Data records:
______
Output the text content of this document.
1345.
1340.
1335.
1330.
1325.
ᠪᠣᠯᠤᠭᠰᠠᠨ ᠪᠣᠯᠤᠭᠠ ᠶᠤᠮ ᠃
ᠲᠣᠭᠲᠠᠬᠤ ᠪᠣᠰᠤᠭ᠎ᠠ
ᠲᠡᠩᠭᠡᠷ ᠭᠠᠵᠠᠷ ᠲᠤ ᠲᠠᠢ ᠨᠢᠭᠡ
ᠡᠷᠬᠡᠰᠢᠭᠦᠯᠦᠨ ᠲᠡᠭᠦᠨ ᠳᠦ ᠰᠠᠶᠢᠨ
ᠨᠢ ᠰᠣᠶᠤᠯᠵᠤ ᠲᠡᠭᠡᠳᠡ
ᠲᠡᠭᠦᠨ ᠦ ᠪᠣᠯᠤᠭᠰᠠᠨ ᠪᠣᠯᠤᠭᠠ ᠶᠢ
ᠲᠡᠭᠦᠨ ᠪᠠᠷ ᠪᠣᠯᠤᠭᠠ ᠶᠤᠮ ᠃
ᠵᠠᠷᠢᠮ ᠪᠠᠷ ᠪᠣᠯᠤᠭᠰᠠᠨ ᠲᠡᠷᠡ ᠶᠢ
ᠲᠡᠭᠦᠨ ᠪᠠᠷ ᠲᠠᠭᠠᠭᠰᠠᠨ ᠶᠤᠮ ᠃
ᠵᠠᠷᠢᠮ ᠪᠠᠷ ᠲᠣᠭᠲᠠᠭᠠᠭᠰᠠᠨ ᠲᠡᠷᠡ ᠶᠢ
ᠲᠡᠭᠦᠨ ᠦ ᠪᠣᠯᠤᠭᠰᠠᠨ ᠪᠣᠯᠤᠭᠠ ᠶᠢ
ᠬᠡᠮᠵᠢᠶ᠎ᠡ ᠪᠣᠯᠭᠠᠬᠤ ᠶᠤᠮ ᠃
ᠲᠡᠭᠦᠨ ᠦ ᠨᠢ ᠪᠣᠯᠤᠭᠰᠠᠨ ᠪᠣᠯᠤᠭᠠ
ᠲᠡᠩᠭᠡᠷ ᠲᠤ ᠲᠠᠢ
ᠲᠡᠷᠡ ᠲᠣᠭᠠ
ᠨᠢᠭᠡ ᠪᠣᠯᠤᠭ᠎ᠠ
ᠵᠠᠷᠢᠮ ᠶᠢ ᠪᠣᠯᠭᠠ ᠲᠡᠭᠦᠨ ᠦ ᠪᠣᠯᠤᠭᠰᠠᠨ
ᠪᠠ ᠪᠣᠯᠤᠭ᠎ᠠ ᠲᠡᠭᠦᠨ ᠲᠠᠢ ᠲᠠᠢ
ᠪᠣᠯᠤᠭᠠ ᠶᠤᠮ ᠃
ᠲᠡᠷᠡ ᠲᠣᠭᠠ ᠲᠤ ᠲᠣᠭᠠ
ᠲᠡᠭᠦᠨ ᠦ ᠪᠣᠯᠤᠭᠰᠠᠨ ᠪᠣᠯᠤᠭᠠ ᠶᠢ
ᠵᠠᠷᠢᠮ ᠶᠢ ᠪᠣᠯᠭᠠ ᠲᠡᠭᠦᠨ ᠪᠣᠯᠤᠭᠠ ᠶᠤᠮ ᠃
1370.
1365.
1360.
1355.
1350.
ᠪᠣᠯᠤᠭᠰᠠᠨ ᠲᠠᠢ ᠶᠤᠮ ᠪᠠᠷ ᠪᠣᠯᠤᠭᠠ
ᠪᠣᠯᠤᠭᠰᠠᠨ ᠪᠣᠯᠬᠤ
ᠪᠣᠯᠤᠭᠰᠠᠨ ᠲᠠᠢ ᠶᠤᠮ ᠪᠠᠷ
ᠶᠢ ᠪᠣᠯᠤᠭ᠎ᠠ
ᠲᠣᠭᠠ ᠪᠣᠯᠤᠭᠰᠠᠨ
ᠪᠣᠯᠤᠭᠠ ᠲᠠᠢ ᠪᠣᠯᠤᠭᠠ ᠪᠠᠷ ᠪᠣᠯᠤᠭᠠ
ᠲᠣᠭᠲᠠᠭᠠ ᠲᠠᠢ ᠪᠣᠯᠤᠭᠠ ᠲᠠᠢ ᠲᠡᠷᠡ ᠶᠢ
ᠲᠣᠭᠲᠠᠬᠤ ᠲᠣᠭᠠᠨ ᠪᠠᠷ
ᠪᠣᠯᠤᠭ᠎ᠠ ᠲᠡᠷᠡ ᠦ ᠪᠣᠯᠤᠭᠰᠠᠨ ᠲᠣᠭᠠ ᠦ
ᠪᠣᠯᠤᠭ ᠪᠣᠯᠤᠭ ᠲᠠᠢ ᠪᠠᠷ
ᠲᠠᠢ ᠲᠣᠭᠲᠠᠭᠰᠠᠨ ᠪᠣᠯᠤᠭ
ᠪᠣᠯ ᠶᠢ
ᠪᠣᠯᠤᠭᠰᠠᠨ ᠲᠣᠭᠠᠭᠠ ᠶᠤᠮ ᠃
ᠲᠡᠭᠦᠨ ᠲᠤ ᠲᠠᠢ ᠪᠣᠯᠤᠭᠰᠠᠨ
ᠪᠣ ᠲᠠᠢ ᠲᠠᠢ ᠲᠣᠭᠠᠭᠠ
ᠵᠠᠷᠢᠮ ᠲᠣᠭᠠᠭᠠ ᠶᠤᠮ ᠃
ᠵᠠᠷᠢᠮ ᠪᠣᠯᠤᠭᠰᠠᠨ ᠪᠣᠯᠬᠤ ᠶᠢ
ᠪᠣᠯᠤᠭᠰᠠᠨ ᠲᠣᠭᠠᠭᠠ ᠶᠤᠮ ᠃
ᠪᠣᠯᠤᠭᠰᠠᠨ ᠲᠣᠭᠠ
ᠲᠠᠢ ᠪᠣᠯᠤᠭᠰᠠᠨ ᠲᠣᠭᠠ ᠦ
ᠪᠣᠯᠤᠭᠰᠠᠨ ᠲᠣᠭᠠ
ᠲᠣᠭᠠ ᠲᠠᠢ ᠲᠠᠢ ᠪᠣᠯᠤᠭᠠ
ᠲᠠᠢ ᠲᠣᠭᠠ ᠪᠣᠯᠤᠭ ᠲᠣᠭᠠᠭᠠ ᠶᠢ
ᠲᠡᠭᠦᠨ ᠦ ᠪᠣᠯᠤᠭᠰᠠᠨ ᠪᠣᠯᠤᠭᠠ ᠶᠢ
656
______
Among the lines of the data, identify those with the word "ᠵᠠᠷᠢᠮ". Copy each of them.

SOLVED PROBLEM:
ᠵᠠᠷᠢᠮ ᠪᠠᠷ ᠪᠣᠯᠤᠭᠰᠠᠨ ᠲᠡᠷᠡ ᠶᠢ
ᠵᠠᠷᠢᠮ ᠪᠠᠷ ᠲᠣᠭᠲᠠᠭᠠᠭᠰᠠᠨ ᠲᠡᠷᠡ ᠶᠢ
ᠵᠠᠷᠢᠮ ᠶᠢ ᠪᠣᠯᠭᠠ ᠲᠡᠭᠦᠨ ᠦ ᠪᠣᠯᠤᠭᠰᠠᠨ
ᠵᠠᠷᠢᠮ ᠶᠢ ᠪᠣᠯᠭᠠ ᠲᠡᠭᠦᠨ ᠪᠣᠯᠤᠭᠠ ᠶᠤᠮ ᠃
ᠵᠠᠷᠢᠮ ᠲᠣᠭᠠᠭᠠ ᠶᠤᠮ ᠃
ᠵᠠᠷᠢᠮ ᠪᠣᠯᠤᠭᠰᠠᠨ ᠪᠣᠯᠬᠤ ᠶᠢ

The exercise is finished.